What you have to do: Copy each line exactly. Drop every picture.

=== Data for processing ===

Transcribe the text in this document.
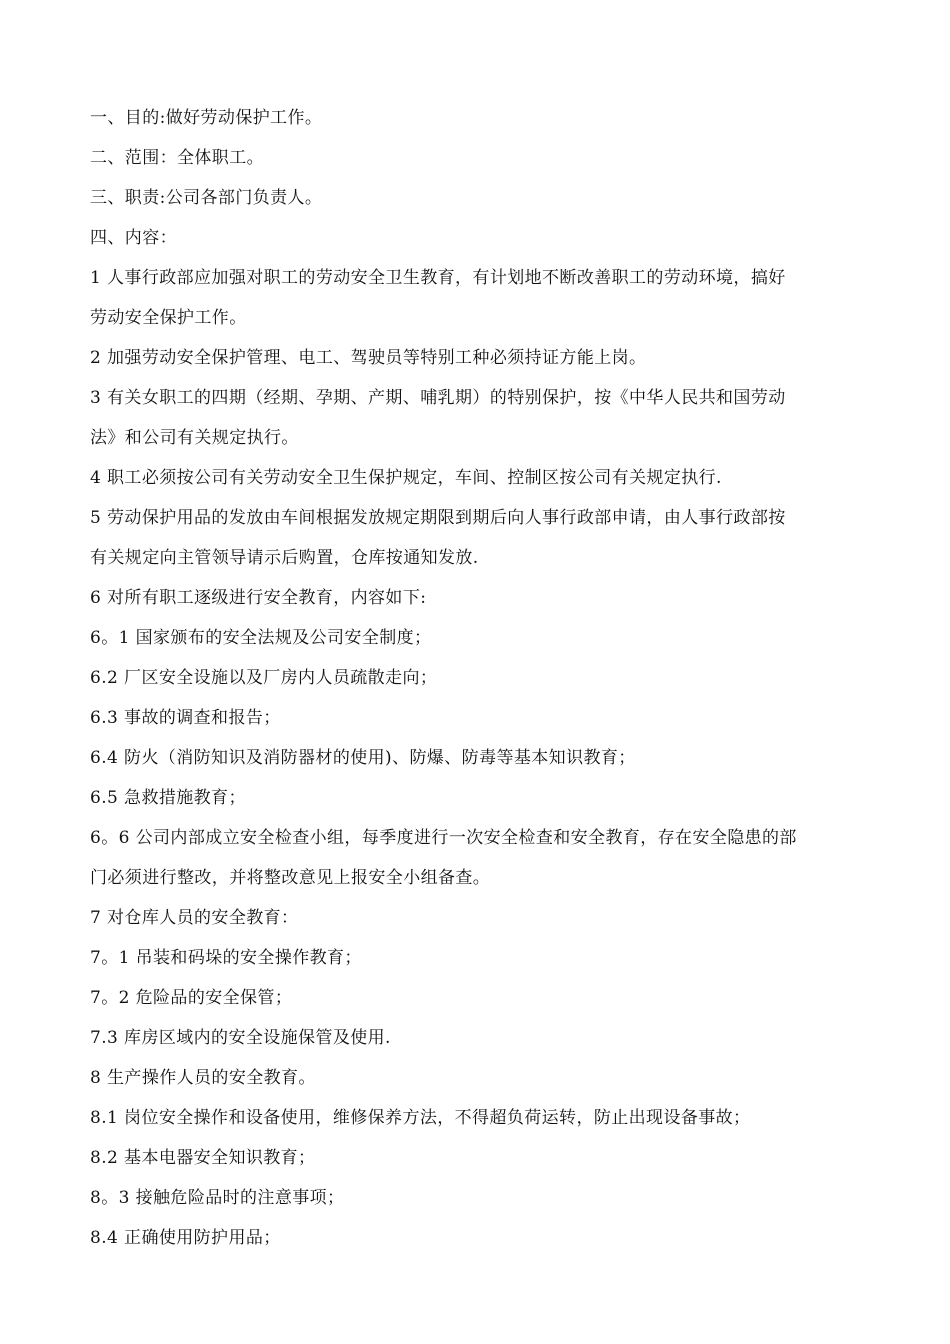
一、目的:做好劳动保护工作。
二、范围：全体职工。
三、职责:公司各部门负责人。
四、内容：
1 人事行政部应加强对职工的劳动安全卫生教育，有计划地不断改善职工的劳动环境，搞好
劳动安全保护工作。
2 加强劳动安全保护管理、电工、驾驶员等特别工种必须持证方能上岗。
3 有关女职工的四期（经期、孕期、产期、哺乳期）的特别保护，按《中华人民共和国劳动
法》和公司有关规定执行。
4 职工必须按公司有关劳动安全卫生保护规定，车间、控制区按公司有关规定执行.
5 劳动保护用品的发放由车间根据发放规定期限到期后向人事行政部申请，由人事行政部按
有关规定向主管领导请示后购置，仓库按通知发放.
6 对所有职工逐级进行安全教育，内容如下:
6。1 国家颁布的安全法规及公司安全制度；
6.2 厂区安全设施以及厂房内人员疏散走向；
6.3 事故的调查和报告；
6.4 防火（消防知识及消防器材的使用)、防爆、防毒等基本知识教育；
6.5 急救措施教育；
6。6 公司内部成立安全检查小组，每季度进行一次安全检查和安全教育，存在安全隐患的部
门必须进行整改，并将整改意见上报安全小组备查。
7 对仓库人员的安全教育：
7。1 吊装和码垛的安全操作教育；
7。2 危险品的安全保管；
7.3 库房区域内的安全设施保管及使用.
8 生产操作人员的安全教育。
8.1 岗位安全操作和设备使用，维修保养方法，不得超负荷运转，防止出现设备事故；
8.2 基本电器安全知识教育；
8。3 接触危险品时的注意事项；
8.4 正确使用防护用品；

===

Problem solution:
Transcribe the text in this document.
一、目的:做好劳动保护工作。
二、范围：全体职工。
三、职责:公司各部门负责人。
四、内容：
1 人事行政部应加强对职工的劳动安全卫生教育，有计划地不断改善职工的劳动环境，搞好
劳动安全保护工作。
2 加强劳动安全保护管理、电工、驾驶员等特别工种必须持证方能上岗。
3 有关女职工的四期（经期、孕期、产期、哺乳期）的特别保护，按《中华人民共和国劳动
法》和公司有关规定执行。
4 职工必须按公司有关劳动安全卫生保护规定，车间、控制区按公司有关规定执行.
5 劳动保护用品的发放由车间根据发放规定期限到期后向人事行政部申请，由人事行政部按
有关规定向主管领导请示后购置，仓库按通知发放.
6 对所有职工逐级进行安全教育，内容如下:
6。1 国家颁布的安全法规及公司安全制度；
6.2 厂区安全设施以及厂房内人员疏散走向；
6.3 事故的调查和报告；
6.4 防火（消防知识及消防器材的使用)、防爆、防毒等基本知识教育；
6.5 急救措施教育；
6。6 公司内部成立安全检查小组，每季度进行一次安全检查和安全教育，存在安全隐患的部
门必须进行整改，并将整改意见上报安全小组备查。
7 对仓库人员的安全教育：
7。1 吊装和码垛的安全操作教育；
7。2 危险品的安全保管；
7.3 库房区域内的安全设施保管及使用.
8 生产操作人员的安全教育。
8.1 岗位安全操作和设备使用，维修保养方法，不得超负荷运转，防止出现设备事故；
8.2 基本电器安全知识教育；
8。3 接触危险品时的注意事项；
8.4 正确使用防护用品；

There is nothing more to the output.